Return only the number of lines holding the word "εἶπε".

Exercise inputs:
____________
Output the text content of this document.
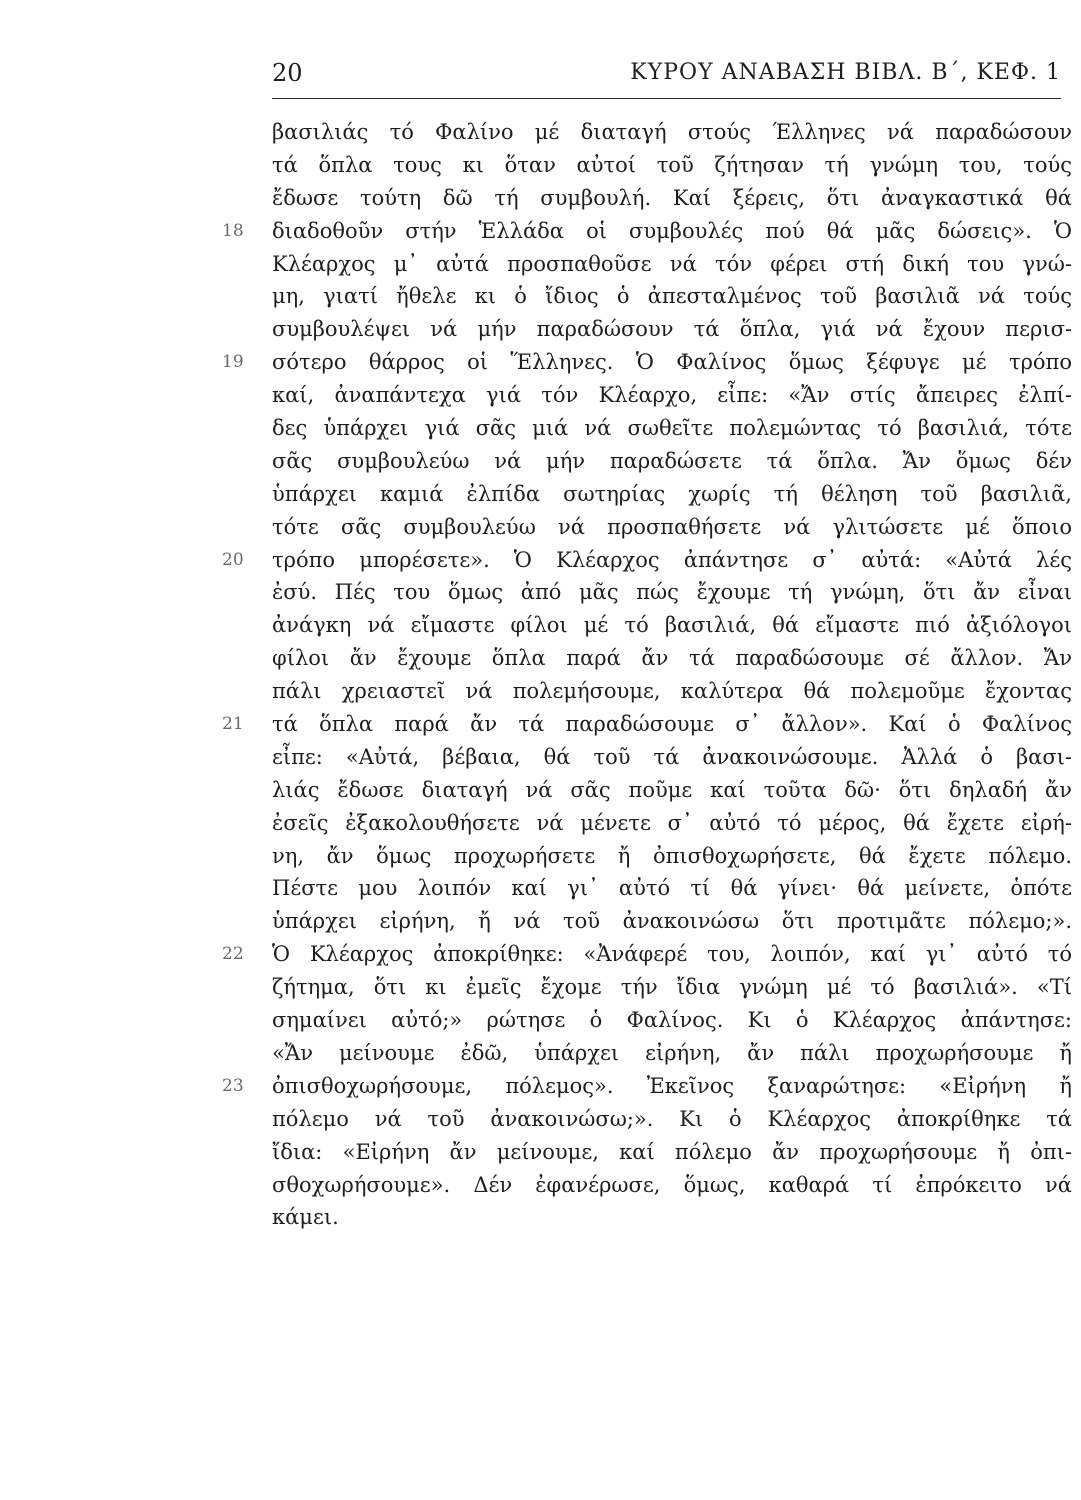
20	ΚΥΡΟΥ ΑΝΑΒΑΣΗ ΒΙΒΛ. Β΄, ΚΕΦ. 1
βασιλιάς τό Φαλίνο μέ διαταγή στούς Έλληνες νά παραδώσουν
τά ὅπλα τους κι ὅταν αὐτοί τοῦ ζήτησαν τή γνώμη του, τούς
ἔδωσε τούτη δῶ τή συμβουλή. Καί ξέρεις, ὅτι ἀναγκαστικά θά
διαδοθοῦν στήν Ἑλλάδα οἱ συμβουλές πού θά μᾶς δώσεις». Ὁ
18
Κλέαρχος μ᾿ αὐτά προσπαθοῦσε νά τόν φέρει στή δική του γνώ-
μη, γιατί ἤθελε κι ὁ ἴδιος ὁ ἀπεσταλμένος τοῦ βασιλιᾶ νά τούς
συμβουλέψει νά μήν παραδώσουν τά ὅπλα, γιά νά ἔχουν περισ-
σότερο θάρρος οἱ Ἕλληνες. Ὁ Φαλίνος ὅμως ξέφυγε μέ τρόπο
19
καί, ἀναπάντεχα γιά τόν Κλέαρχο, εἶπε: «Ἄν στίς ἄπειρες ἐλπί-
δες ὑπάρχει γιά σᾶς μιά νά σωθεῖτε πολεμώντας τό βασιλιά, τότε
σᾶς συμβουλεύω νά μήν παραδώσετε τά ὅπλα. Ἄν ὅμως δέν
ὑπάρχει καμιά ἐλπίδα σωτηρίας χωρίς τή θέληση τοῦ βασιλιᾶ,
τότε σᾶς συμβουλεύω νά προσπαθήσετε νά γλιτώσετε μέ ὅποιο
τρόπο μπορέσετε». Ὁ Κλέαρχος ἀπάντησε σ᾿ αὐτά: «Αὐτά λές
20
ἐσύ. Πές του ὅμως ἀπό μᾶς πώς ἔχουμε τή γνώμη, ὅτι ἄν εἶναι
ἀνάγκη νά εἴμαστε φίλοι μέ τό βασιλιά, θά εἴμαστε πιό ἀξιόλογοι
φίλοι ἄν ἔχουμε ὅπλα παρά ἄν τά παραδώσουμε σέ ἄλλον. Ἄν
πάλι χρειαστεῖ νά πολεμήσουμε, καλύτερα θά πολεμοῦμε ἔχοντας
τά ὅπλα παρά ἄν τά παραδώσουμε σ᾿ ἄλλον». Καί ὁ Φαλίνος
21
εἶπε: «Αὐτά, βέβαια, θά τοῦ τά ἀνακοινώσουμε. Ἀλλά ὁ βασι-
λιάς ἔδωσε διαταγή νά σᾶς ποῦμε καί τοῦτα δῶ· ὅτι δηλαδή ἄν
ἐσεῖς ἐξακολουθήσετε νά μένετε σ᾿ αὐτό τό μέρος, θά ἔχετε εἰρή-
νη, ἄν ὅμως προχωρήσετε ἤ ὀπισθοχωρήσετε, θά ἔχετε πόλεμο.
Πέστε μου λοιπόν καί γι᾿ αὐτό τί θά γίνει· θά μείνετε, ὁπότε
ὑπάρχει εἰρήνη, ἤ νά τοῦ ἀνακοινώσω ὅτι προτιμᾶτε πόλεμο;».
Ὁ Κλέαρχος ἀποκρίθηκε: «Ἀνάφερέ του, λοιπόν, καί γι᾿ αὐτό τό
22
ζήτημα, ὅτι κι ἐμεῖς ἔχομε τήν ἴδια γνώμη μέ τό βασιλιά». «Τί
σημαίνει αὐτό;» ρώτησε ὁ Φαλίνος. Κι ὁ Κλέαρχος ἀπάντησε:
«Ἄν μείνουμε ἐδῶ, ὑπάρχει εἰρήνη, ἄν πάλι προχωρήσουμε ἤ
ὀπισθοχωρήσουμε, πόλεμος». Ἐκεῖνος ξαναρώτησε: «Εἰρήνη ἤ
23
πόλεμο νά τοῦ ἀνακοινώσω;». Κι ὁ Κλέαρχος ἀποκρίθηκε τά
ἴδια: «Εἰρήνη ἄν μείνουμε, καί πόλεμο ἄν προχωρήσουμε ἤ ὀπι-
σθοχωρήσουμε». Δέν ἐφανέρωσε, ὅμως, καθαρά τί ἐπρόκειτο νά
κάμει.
____________
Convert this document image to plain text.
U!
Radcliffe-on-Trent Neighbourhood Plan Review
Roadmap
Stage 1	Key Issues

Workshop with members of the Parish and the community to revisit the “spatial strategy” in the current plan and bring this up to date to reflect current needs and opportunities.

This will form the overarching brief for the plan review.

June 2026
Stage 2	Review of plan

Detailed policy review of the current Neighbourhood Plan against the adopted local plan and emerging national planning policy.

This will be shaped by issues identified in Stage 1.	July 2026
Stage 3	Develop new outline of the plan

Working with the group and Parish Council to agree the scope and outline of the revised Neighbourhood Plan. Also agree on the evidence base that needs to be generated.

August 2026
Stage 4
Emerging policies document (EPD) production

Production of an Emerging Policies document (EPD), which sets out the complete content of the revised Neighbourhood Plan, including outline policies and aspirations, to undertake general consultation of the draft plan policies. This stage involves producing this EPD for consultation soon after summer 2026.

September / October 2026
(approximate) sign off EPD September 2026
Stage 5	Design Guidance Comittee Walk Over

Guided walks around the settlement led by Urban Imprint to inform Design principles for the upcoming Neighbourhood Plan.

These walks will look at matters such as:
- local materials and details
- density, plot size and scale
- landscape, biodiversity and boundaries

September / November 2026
____________
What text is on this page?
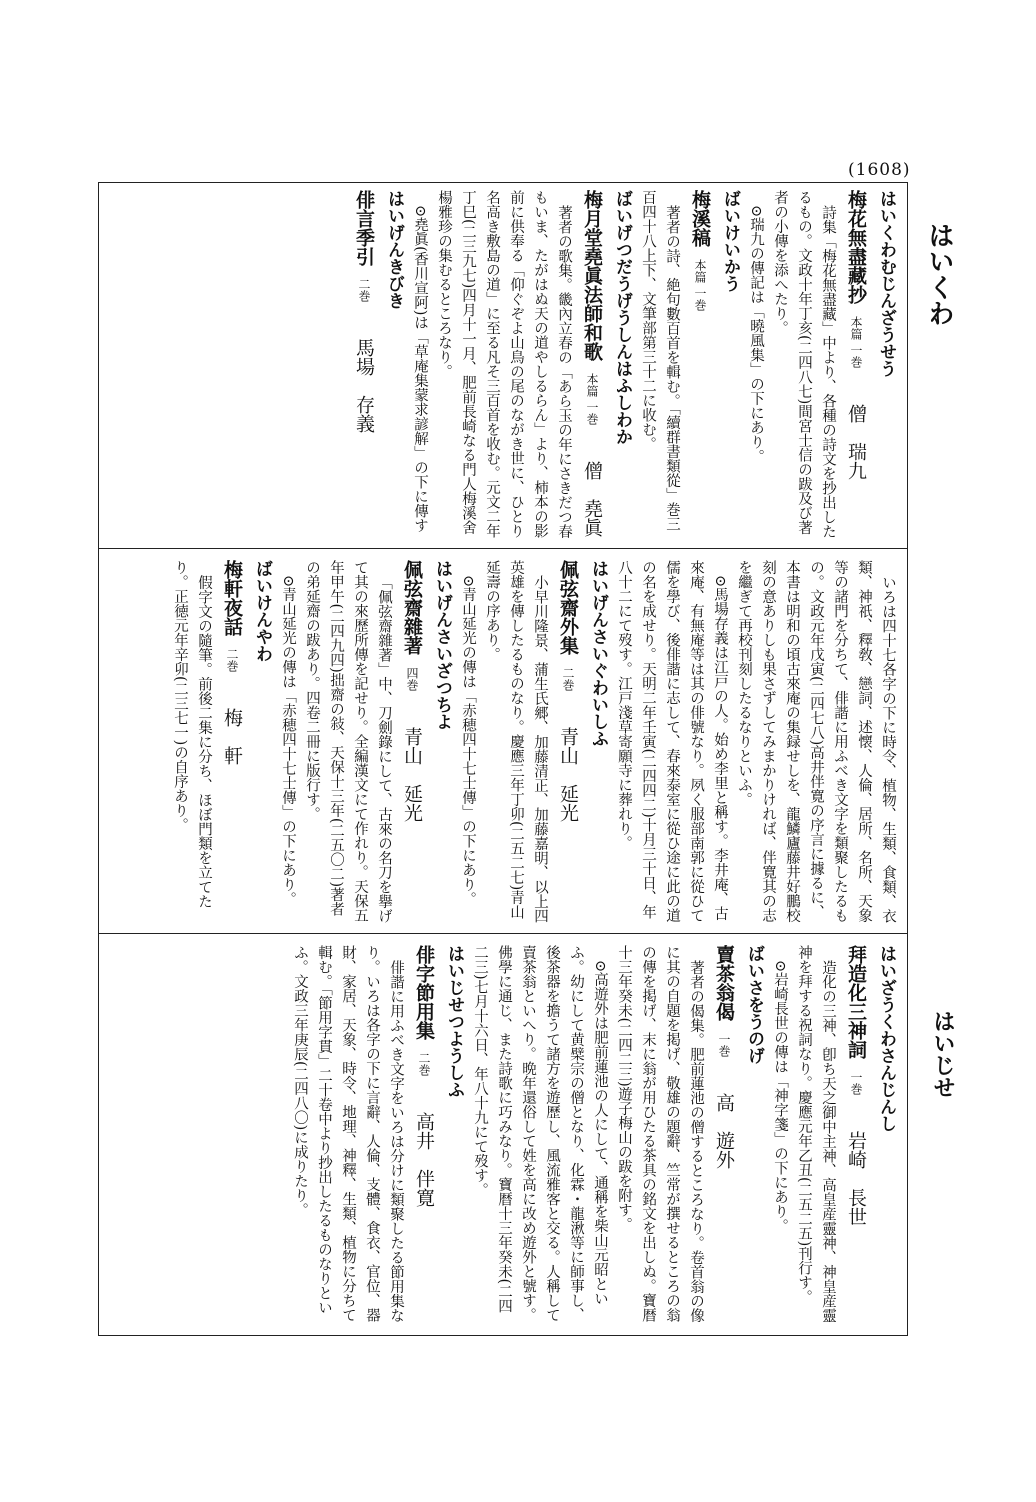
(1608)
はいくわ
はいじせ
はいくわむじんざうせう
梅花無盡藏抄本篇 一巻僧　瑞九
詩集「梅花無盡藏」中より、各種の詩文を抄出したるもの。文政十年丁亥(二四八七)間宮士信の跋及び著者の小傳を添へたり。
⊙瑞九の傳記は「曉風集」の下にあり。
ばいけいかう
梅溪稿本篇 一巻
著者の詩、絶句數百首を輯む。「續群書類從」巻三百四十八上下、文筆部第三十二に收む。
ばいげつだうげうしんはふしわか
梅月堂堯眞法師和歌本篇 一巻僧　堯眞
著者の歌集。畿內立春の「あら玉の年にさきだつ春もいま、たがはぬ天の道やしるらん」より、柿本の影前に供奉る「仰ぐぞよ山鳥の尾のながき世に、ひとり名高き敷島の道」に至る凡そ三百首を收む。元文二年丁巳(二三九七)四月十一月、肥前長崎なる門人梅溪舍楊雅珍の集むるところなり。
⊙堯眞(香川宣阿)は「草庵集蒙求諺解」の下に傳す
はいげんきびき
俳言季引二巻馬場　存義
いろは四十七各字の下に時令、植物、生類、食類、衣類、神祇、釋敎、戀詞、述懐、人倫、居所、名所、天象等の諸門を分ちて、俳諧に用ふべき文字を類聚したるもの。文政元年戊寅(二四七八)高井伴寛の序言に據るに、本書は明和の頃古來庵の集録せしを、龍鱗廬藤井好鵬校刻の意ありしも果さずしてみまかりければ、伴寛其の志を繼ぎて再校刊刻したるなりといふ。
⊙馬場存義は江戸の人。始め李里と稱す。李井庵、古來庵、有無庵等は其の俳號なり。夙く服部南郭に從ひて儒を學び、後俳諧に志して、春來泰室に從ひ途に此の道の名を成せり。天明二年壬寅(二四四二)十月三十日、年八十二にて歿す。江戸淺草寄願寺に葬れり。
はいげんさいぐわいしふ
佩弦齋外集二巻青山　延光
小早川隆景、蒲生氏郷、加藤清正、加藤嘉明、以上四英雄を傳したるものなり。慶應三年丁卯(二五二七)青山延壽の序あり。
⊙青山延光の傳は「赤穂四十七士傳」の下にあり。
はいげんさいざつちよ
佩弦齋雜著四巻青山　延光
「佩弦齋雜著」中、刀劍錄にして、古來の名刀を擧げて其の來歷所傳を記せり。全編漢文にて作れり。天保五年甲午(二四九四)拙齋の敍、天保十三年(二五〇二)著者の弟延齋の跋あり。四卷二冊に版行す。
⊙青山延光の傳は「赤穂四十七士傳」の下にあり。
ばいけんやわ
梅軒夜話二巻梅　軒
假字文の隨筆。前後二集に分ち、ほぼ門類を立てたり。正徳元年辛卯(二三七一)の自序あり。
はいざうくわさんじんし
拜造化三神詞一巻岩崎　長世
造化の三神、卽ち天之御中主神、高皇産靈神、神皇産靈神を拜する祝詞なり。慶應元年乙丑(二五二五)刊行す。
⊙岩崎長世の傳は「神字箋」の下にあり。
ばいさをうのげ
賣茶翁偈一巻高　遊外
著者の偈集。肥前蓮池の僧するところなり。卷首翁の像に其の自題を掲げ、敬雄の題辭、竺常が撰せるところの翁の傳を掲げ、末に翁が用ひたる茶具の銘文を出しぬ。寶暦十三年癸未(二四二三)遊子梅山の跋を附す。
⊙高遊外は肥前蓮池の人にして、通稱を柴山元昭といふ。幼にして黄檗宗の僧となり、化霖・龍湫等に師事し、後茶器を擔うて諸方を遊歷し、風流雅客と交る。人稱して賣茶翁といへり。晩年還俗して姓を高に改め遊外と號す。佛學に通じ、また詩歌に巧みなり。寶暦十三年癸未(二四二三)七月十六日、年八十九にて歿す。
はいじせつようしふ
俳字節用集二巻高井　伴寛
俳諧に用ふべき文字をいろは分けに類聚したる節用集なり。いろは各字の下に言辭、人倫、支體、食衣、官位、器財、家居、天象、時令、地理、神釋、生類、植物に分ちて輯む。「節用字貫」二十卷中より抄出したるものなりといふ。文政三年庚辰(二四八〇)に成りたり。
____________
Result: 2